**Work to be completed**. In the records below, switch "day-info" to "day-details" in the lines from the one with "day-info: Sunrise: 7:02 AM Sunset: 4:16" to the one with "day-info: Sunrise: 6:58 AM Sunset: 4:32", leaving everything else unchanged. Give back only those lines.

**The input**.
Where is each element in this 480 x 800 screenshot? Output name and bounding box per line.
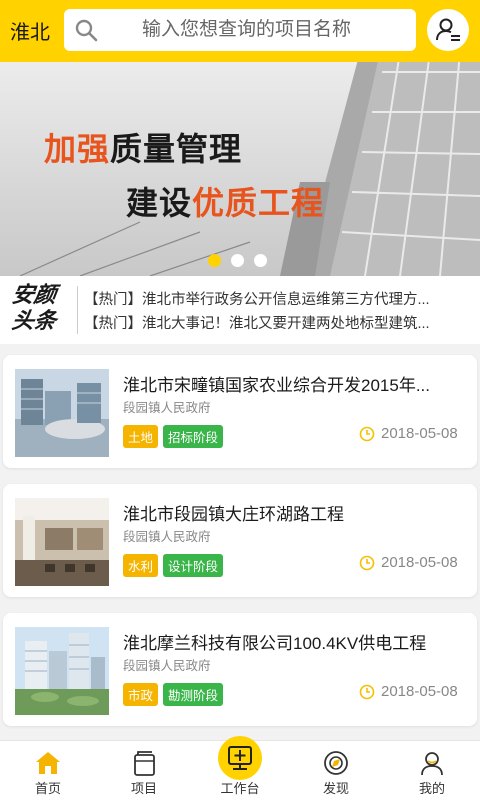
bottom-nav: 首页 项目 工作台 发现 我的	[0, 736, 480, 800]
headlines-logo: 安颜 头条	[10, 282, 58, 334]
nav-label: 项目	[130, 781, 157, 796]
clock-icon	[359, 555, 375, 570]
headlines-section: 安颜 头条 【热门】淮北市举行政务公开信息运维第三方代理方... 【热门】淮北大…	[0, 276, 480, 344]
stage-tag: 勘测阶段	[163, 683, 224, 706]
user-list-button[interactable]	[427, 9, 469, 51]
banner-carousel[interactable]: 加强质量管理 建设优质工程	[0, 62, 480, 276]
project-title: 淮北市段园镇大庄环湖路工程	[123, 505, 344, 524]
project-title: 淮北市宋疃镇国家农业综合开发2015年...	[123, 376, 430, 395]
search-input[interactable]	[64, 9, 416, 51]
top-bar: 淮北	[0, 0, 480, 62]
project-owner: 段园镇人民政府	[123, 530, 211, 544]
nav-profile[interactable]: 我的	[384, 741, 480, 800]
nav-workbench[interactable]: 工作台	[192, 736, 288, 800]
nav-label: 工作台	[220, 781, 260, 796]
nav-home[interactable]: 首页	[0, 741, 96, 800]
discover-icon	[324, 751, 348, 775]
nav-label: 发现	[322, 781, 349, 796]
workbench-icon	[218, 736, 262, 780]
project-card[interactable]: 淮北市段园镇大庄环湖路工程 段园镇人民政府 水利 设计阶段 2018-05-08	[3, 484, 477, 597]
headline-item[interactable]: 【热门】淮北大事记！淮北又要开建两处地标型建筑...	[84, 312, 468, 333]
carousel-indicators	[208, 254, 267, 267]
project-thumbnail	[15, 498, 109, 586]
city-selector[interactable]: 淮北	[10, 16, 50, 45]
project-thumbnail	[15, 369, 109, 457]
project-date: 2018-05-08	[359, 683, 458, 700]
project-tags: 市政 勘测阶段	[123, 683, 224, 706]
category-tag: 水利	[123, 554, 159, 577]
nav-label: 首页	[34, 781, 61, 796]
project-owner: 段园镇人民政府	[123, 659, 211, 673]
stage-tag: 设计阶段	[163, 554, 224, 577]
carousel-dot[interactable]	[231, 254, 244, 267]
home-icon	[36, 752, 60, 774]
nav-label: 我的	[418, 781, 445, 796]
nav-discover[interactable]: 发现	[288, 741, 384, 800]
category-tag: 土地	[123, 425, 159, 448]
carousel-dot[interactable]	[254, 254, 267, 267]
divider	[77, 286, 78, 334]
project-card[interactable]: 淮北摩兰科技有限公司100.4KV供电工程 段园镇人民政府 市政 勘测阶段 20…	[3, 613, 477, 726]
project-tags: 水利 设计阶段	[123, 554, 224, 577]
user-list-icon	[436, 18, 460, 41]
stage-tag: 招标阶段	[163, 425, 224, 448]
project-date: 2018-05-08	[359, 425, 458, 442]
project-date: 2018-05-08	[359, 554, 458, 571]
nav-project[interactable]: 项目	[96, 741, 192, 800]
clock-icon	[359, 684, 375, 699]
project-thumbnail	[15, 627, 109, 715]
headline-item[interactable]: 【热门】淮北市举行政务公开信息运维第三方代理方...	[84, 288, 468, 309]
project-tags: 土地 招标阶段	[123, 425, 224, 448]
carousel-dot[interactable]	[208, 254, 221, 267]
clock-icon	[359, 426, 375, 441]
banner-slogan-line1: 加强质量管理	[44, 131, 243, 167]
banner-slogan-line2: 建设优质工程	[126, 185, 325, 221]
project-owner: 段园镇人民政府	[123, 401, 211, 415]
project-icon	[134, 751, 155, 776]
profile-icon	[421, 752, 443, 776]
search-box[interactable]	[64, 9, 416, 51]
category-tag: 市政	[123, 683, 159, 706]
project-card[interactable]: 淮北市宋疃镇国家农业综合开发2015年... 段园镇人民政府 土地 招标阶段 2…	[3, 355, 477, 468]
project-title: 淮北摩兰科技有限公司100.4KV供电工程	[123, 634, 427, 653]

* * *

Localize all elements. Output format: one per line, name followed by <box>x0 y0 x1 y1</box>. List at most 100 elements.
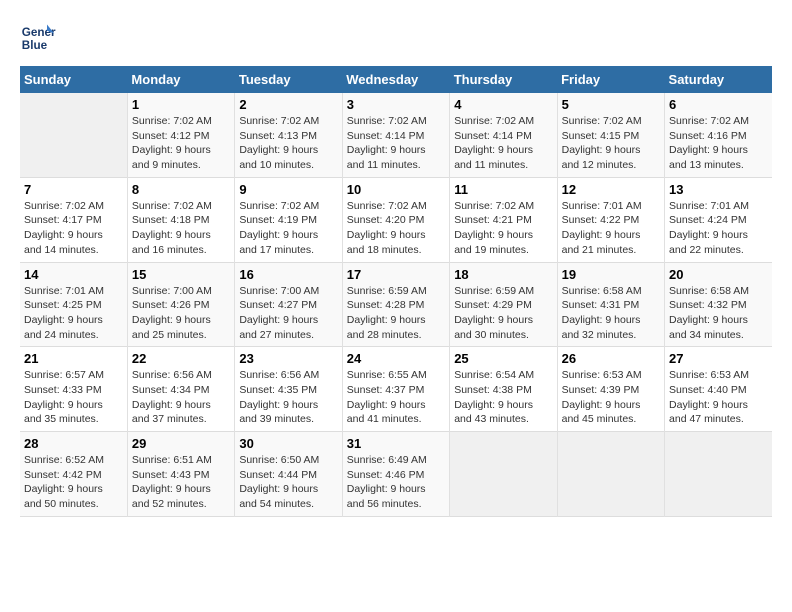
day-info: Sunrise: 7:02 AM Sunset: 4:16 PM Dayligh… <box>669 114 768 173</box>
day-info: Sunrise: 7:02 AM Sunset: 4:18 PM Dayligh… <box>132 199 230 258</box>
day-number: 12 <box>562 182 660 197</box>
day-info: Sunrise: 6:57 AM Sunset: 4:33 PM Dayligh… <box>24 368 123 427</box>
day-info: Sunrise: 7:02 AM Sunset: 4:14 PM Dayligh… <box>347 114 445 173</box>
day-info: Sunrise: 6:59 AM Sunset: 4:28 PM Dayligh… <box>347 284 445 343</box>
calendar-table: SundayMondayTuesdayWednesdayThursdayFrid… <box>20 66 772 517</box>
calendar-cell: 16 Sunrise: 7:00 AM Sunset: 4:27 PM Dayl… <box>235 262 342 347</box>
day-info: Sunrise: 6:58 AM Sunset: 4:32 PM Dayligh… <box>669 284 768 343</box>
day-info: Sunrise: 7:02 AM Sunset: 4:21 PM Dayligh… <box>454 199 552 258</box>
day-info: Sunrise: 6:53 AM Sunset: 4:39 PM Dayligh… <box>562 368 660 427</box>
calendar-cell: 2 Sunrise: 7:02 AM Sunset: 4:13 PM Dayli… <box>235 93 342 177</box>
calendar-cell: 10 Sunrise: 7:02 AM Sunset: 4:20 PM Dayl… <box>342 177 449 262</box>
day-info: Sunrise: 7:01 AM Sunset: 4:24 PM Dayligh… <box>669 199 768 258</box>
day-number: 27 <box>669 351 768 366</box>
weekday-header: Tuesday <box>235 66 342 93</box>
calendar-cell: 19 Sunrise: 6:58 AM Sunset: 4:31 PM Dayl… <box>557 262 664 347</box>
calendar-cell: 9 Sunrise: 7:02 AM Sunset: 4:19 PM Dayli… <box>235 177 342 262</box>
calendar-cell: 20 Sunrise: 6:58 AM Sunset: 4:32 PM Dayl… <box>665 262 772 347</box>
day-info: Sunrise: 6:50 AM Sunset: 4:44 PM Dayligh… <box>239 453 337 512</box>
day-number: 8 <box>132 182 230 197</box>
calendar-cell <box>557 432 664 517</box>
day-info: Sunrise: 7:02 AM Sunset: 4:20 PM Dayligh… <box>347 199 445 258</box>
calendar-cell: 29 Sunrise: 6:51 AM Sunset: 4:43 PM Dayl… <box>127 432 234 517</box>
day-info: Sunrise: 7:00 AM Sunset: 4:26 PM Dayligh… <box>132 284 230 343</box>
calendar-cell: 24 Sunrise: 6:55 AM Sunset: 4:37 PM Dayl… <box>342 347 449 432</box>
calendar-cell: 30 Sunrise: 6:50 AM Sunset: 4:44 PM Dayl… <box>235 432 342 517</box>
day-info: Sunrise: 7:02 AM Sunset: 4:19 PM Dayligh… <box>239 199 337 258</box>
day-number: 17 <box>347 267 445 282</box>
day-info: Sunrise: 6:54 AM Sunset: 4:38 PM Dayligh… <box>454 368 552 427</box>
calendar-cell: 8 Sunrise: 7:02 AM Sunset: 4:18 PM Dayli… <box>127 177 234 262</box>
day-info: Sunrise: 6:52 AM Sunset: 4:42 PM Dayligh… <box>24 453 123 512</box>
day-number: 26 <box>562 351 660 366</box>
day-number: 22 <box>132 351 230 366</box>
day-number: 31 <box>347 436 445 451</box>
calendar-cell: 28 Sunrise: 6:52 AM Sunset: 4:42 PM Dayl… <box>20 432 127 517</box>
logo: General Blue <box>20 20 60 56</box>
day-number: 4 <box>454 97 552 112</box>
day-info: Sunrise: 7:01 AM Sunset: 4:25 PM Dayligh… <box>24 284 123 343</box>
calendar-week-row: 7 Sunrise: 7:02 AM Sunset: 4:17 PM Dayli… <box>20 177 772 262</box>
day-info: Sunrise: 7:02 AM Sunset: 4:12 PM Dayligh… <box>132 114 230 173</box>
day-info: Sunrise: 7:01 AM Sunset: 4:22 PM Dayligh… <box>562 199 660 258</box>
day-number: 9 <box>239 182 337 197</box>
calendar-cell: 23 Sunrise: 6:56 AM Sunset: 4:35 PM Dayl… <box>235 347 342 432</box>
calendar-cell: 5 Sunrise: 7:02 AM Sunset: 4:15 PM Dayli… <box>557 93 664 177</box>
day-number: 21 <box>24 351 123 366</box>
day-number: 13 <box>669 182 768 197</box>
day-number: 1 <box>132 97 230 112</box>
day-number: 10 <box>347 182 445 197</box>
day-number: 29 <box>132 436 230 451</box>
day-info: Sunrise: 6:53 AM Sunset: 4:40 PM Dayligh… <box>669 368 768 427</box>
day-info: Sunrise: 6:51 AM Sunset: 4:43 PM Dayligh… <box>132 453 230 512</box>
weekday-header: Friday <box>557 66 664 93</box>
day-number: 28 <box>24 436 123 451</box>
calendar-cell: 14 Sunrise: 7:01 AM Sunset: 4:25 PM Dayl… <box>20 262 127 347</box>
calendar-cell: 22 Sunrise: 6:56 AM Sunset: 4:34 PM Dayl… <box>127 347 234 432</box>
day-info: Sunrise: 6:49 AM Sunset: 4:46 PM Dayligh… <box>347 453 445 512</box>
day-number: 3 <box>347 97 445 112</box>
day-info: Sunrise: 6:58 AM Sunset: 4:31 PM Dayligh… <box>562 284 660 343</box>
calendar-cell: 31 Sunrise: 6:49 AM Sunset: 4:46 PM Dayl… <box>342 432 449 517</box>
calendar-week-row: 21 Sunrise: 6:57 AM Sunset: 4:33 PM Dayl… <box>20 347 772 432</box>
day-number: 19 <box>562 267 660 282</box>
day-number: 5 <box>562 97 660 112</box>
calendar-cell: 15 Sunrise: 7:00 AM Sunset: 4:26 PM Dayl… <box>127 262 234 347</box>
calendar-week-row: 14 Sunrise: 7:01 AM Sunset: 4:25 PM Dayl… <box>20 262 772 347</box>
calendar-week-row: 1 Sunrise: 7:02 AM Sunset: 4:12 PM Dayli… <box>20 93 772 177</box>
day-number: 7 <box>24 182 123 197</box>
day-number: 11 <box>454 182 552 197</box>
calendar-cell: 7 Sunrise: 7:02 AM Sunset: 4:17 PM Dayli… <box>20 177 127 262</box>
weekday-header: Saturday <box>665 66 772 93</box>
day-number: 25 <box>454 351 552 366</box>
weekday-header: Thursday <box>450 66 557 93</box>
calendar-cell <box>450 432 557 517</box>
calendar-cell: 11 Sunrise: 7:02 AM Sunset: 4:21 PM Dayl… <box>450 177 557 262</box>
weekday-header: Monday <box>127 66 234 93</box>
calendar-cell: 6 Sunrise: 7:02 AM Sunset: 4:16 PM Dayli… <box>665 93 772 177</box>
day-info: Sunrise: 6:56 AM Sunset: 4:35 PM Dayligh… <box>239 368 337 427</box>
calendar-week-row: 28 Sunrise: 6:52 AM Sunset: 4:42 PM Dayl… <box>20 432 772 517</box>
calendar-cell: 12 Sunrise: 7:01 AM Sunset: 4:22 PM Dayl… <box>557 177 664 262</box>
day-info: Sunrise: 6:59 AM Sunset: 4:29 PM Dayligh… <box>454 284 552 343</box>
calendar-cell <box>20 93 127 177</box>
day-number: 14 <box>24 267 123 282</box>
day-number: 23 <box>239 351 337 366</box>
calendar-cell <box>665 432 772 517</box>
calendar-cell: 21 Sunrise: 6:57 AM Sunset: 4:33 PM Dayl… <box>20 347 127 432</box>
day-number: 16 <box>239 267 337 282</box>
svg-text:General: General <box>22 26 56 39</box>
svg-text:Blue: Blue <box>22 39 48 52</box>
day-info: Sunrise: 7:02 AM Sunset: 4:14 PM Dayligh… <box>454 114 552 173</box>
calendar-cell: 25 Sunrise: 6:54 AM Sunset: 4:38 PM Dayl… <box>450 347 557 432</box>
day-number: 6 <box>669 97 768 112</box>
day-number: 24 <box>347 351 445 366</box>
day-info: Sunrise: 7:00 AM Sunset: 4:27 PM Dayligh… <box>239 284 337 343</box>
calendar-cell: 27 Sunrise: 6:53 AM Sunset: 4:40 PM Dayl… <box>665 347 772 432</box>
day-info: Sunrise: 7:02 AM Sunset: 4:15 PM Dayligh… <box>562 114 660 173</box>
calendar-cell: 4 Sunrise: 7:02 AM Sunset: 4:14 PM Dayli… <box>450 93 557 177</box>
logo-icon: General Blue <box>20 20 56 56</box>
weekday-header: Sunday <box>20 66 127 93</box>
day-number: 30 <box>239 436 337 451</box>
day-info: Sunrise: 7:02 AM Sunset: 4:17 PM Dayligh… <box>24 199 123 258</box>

**Result below**.
day-details: Sunrise: 7:02 AM Sunset: 4:16 PM Dayligh… <box>669 114 768 173</box>
day-details: Sunrise: 7:02 AM Sunset: 4:18 PM Dayligh… <box>132 199 230 258</box>
day-number: 12 <box>562 182 660 197</box>
day-details: Sunrise: 6:57 AM Sunset: 4:33 PM Dayligh… <box>24 368 123 427</box>
day-details: Sunrise: 7:02 AM Sunset: 4:14 PM Dayligh… <box>347 114 445 173</box>
day-details: Sunrise: 6:59 AM Sunset: 4:28 PM Dayligh… <box>347 284 445 343</box>
calendar-table: SundayMondayTuesdayWednesdayThursdayFrid… <box>20 66 772 517</box>
calendar-cell: 16 Sunrise: 7:00 AM Sunset: 4:27 PM Dayl… <box>235 262 342 347</box>
day-details: Sunrise: 6:58 AM Sunset: 4:32 PM Dayligh… <box>669 284 768 343</box>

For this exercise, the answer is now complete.